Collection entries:
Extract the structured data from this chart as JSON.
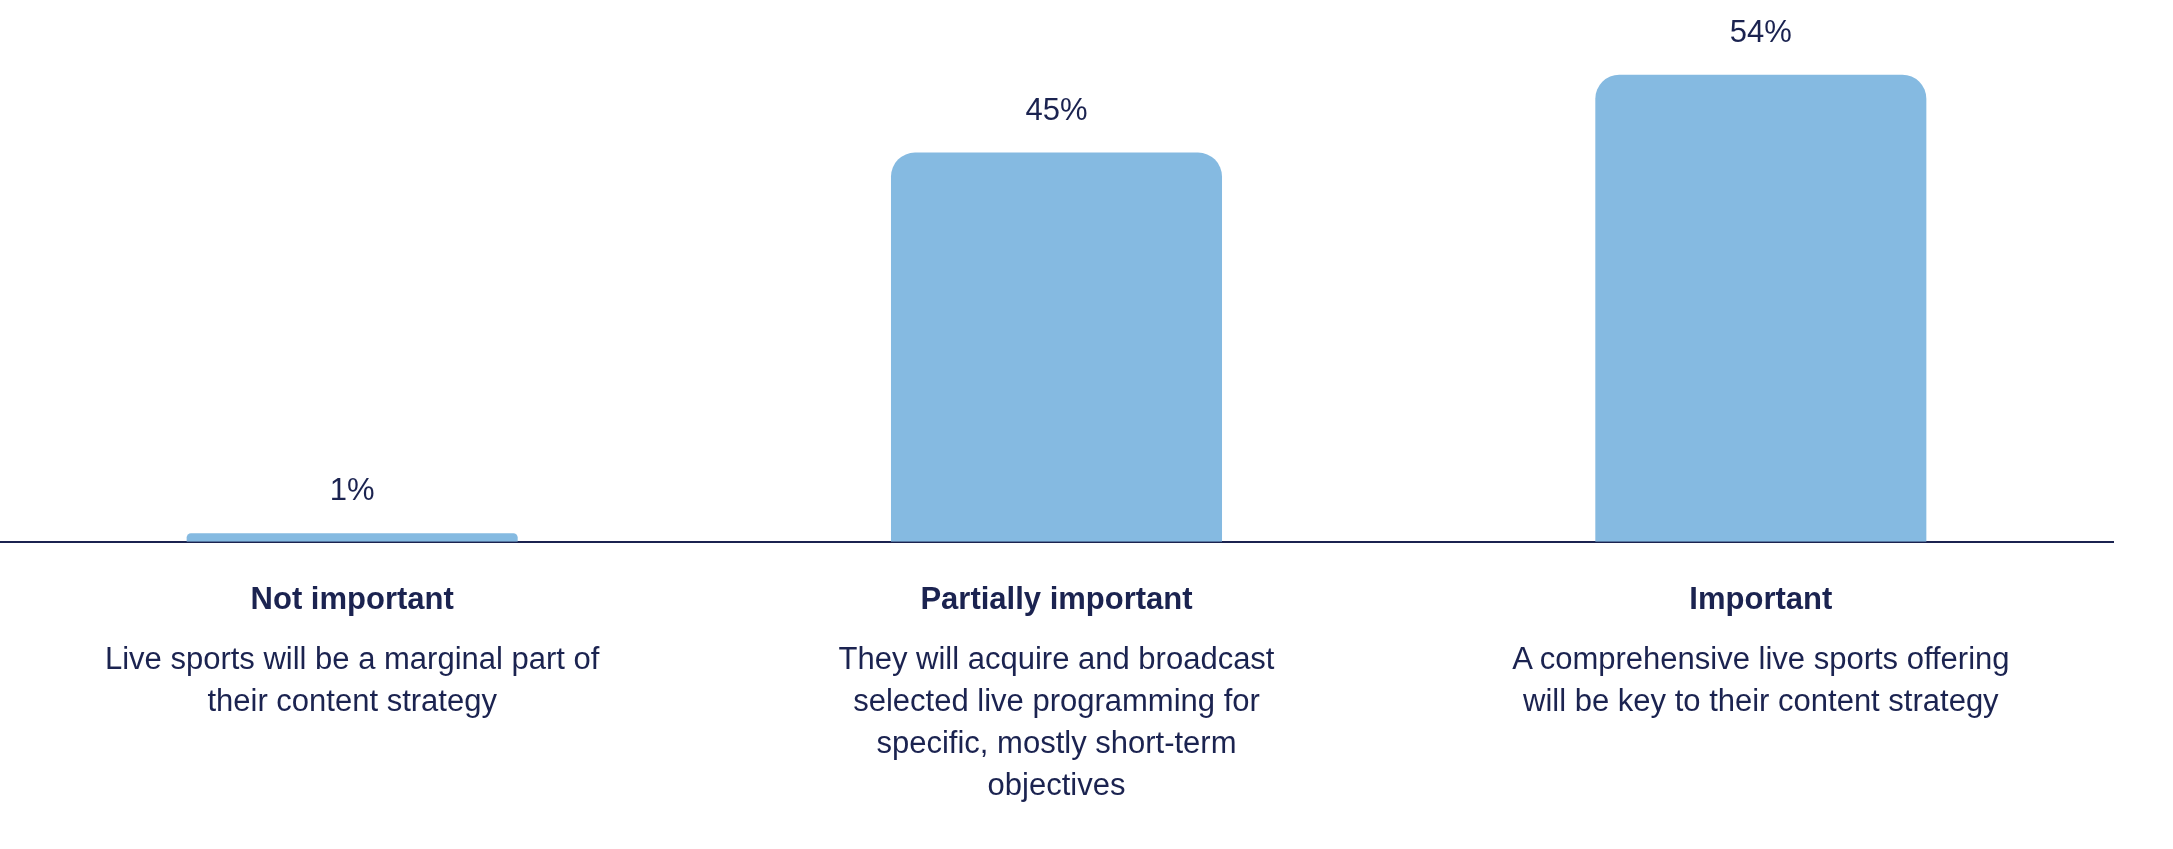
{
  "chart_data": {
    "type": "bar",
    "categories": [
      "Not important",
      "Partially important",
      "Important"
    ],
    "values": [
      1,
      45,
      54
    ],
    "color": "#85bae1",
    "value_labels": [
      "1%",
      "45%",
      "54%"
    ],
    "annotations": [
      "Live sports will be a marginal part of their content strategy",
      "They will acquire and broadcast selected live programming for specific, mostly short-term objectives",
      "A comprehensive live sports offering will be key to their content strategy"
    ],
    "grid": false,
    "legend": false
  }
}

» **WORK TO BE COMPLETED**
Each line in the records above should be reproduced exactly; images are not copied.

» **WRITTEN SOLUTION**
Extract the structured data from this chart as JSON.
{
  "chart_data": {
    "type": "bar",
    "categories": [
      "Not important",
      "Partially important",
      "Important"
    ],
    "values": [
      1,
      45,
      54
    ],
    "color": "#85bae1",
    "value_labels": [
      "1%",
      "45%",
      "54%"
    ],
    "annotations": [
      "Live sports will be a marginal part of their content strategy",
      "They will acquire and broadcast selected live programming for specific, mostly short-term objectives",
      "A comprehensive live sports offering will be key to their content strategy"
    ],
    "grid": false,
    "legend": false
  }
}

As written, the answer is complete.